### ОТРЫВОК
Здесь же должен был помещаться и «…рассказ о лягушке, кошке и проч.», из которого и вырос «Отрывок…», отделанный для журнала как самостоятельная история. Неудивительно поэтому, что действие в нем, как и в «Сказке о мертвом теле…», происходит в Реженске. Сближает оба произведения и манера повествования — однако не только она: очевидная близость «Отрывка…» к циклу гораздо шире.
Примечательно, что движение сюжета здесь — история городничего Ивана Трофимовича Зернушкина — основано, как и в «Игоше», на двух действительно бытующих народных поверьях: об «околдованной» мельнице, в силу чего Марфа Осиповна и появляется в доме своего дальнего родственника Ивана Трофимовича, и переданная ею последнему примета относительно кошки, способной якобы нашептать жабу в голове. Этот в высшей степени важный для понимания художественного метода Одоевского прием органически сочетается с мастерски нарисованной картиной сонного, захолустного, «дремучего» Реженска, усиливая впечатление абсолютной подлинности описаний, воспринимаемых как зарисовки «с натуры». Именно «панорама» Реженска в первую очередь соотносится с автобиографической «хроникой», где аналогичная картина запечатлена почти тождественно. Тем не менее в сугубо, казалось бы, бытовом повествовании присутствует весь комплекс идей, отличающих «Пестрые сказки». Здесь так же, как и в «Сказке о мертвом теле…», — однако словно мимоходом вкраплен «фантастический» элемент — опять же в виде «страшных снов», мучающих Ивана Трофимовича, который излечивается от своего недуга кизлярской. Сны эти, правда, не несут никакой функциональной нагрузки, но они интересны своей стилистикой, фантасмагорической трансформацией жизненных реалий — точно так, как происходило это в «страшном сне» пушкинского гробовщика: Зернушкин видит себя в облике жабы, пытающейся натянуть на себя сюртук; по улицам — «не люди, а лягушки на задних лапах и с ножки на ножку переваливаются», а в голове несчастного городничего — «целый город Реженск». Но особенно останавливает внимание отчетливый естественнонаучный фон рассказа, с фигурой уездного лекаря, в «биографии» которого без труда угадываются автобиографические детали — молодая увлеченность самого писателя духом эксперимента и естественнонаучного поиска, и, наконец, развязка истории Зернушкина, излеченного в конце концов от своей фобии методом психического воздействия, аналогично опыту знаменитого врача Бургаве.

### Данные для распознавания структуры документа
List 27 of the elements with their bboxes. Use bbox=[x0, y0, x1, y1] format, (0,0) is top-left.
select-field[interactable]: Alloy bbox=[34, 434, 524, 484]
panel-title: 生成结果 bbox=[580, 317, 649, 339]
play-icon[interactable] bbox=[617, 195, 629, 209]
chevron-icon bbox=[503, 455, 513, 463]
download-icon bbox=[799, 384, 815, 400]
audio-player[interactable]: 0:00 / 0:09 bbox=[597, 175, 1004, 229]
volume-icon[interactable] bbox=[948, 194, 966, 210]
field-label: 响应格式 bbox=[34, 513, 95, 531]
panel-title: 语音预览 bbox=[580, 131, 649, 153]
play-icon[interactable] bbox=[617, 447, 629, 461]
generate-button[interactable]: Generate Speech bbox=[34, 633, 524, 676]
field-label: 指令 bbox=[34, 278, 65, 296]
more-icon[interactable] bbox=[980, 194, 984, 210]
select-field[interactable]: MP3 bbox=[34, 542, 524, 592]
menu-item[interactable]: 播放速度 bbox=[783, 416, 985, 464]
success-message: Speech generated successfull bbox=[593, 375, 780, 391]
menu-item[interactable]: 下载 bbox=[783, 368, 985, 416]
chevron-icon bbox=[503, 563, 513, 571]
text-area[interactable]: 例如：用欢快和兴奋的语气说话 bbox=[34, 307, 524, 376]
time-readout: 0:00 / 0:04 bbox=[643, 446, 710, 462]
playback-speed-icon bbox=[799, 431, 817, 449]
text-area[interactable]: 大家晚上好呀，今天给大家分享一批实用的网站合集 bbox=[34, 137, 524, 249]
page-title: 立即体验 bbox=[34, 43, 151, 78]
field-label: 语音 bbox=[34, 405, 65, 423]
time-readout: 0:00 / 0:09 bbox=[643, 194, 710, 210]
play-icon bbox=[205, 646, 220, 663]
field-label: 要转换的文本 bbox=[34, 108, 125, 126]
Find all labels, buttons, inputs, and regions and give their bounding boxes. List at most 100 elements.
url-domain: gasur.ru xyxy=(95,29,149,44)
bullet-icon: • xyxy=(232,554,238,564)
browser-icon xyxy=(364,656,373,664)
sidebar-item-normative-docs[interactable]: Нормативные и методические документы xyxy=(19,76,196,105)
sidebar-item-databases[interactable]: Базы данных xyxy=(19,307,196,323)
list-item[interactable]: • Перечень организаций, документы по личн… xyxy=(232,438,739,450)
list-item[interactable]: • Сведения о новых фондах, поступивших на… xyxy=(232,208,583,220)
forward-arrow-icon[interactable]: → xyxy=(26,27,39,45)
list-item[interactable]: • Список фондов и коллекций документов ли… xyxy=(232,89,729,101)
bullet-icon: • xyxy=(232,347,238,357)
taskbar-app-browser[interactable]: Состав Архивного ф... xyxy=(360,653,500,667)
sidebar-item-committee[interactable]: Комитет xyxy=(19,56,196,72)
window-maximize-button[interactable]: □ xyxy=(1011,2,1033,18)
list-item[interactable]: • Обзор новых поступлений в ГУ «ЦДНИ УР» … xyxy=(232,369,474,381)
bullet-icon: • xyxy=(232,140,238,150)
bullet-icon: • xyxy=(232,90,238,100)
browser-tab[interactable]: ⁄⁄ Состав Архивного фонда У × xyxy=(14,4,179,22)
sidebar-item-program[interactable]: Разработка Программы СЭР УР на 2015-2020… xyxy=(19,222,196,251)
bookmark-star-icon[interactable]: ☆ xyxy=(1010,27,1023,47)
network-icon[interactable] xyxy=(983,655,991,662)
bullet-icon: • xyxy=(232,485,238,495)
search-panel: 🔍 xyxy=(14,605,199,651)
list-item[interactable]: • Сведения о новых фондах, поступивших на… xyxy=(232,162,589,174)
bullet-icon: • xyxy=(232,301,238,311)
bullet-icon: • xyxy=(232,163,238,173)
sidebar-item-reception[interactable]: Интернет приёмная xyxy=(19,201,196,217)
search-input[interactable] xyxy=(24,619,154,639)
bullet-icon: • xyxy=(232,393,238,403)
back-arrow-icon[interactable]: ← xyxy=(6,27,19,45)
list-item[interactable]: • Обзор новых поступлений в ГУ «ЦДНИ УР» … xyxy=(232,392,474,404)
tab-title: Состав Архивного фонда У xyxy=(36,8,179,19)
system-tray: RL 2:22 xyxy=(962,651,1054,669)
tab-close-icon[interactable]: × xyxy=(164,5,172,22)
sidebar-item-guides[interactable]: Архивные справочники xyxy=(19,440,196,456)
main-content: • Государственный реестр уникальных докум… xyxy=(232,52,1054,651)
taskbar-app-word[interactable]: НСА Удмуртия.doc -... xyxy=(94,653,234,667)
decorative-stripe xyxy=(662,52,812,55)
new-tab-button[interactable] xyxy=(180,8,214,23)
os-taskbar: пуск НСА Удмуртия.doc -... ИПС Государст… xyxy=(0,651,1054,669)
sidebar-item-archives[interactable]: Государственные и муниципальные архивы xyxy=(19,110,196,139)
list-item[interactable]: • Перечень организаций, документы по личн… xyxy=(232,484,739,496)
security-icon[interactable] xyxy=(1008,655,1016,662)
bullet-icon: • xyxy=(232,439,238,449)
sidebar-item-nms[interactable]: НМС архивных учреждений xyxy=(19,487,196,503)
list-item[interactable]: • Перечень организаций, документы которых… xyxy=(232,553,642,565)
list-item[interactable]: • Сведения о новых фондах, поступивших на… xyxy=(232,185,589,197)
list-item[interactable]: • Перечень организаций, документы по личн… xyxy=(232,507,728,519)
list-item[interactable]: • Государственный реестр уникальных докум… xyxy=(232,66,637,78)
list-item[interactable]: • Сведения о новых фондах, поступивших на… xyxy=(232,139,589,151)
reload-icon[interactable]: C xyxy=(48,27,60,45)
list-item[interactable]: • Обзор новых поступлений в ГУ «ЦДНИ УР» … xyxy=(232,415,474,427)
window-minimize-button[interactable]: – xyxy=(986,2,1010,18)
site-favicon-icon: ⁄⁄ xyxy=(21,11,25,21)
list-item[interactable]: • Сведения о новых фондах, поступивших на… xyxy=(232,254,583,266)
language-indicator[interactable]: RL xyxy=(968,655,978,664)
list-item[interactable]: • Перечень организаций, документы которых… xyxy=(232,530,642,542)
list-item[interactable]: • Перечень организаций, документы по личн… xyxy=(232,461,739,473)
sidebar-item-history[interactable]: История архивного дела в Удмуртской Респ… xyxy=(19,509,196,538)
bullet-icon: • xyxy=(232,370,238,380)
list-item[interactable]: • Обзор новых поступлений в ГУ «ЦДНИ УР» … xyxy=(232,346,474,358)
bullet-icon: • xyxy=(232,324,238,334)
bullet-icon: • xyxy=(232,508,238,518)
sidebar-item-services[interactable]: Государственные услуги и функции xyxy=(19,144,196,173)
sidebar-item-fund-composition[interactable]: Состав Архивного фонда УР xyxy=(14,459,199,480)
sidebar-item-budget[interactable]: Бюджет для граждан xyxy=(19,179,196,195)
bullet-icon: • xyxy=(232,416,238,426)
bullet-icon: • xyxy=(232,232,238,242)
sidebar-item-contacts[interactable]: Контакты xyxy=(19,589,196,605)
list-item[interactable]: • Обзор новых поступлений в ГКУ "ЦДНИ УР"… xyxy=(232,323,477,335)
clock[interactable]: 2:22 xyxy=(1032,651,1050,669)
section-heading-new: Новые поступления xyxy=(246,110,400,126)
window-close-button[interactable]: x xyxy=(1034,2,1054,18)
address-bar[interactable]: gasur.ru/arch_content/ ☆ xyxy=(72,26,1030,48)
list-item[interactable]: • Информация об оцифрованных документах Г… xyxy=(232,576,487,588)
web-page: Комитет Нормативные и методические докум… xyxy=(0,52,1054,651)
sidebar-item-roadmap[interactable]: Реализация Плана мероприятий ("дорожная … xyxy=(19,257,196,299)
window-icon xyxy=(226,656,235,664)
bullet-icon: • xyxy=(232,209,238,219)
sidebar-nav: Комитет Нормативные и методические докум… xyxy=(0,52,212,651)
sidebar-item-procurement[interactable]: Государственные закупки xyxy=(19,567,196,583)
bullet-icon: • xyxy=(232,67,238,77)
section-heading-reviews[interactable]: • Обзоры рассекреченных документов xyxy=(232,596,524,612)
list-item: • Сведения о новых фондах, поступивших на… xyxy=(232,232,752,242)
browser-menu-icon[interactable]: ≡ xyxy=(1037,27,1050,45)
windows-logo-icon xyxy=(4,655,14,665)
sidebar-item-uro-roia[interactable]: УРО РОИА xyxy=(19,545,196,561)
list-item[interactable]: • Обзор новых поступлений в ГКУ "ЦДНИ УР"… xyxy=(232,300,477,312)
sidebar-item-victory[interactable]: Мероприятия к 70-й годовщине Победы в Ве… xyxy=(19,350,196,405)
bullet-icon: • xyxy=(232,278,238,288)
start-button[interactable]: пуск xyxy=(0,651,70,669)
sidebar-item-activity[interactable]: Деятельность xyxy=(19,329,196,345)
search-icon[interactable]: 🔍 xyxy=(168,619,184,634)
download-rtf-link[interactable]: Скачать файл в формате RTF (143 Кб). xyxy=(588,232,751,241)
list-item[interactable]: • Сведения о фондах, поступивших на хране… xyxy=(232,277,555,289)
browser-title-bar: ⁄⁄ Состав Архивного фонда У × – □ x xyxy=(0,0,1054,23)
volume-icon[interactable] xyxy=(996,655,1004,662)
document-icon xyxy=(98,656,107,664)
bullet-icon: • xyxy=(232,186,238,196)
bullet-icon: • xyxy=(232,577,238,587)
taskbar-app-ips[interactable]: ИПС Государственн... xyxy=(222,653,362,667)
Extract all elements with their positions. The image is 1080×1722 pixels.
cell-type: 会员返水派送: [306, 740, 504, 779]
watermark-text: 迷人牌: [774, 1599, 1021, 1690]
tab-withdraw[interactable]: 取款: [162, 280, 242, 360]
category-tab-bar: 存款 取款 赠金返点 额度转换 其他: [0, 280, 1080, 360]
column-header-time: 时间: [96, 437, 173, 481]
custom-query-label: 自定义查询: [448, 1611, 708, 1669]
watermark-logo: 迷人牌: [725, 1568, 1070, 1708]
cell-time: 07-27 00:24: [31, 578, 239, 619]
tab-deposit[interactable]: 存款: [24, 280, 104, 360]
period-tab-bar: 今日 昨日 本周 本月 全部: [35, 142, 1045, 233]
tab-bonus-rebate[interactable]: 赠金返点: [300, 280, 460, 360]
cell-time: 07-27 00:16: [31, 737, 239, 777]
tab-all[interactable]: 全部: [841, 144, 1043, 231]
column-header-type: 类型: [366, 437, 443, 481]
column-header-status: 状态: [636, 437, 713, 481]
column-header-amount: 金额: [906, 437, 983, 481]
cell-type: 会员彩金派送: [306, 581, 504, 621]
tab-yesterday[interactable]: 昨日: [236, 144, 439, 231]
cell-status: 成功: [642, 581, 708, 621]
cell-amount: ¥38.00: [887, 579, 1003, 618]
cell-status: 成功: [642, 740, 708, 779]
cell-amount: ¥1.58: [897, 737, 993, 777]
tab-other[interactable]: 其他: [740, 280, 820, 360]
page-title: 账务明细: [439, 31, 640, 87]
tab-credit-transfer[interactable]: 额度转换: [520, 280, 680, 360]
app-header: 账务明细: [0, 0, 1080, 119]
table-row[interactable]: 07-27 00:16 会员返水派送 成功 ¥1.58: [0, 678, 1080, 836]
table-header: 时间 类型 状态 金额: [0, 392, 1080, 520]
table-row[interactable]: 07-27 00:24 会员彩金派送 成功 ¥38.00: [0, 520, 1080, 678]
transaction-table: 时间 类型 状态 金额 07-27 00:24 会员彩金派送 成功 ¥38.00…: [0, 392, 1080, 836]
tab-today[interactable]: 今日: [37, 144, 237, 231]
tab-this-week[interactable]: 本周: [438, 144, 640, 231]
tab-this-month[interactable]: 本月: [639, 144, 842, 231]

### СПИСОК ЗАДАНИЙ
A: Определите, соответствуют ли отрывку три утверждения. (i) Марфа Осиповна — дальняя родственница Ивана Трофимовича. (ii) Сны Ивана Трофимовича несут в рассказе важную функциональную нагрузку. (iii) Зернушкин излечивается от фобии методом психического воздействия. Для каждого утверждения ответьте «да» или «нет» и приведите решающие слова отрывка в точной цитате.
B: Продолжите отрывок о рассказе Одоевского, начав сразу после его последней фразы.
Данные здесь никакой роли не играют.

### СПИСОК ОТВЕТОВ
A:
(i) Да: «появляется в доме своего дальнего родственника Ивана Трофимовича».
(ii) Нет: «Сны эти, правда, не несут никакой функциональной нагрузки».
(iii) Да: «излеченного в конце концов от своей фобии методом психического воздействия».

B:
Но вернемся, однако, к замыслу альманаха «Тройчатка».
28 сентября 1833 г. Одоевский писал поэту в Болдино: «Скажите, любезный Александр Сергеевич: что делает наш почтенный г. Белкин? Его сотрудники Гомозейко и Рудый Панек по странному стечению обстоятельств описали: первый — гостиную, второй — чердак; нельзя ли г. Белкину взять на свою ответственность — погреб, тогда бы вышел весь дом в три этажа и можно было бы к „Тройчатке“ сделать картинку, представляющую разрез дома в 3 этажа с различными в каждом сценами; Рудый Панек даже предлагал самый альманах назвать таким образом: „Тройчатка, или Альманах в три этажа“, сочинение и проч. — Что на это все скажет г. Белкин? Его решение нужно бы знать немедленно, ибо заказывать картинку должно теперь, иначе она не поспеет и „Тройчатка“ не выйдет к новому году, что кажется необходимым».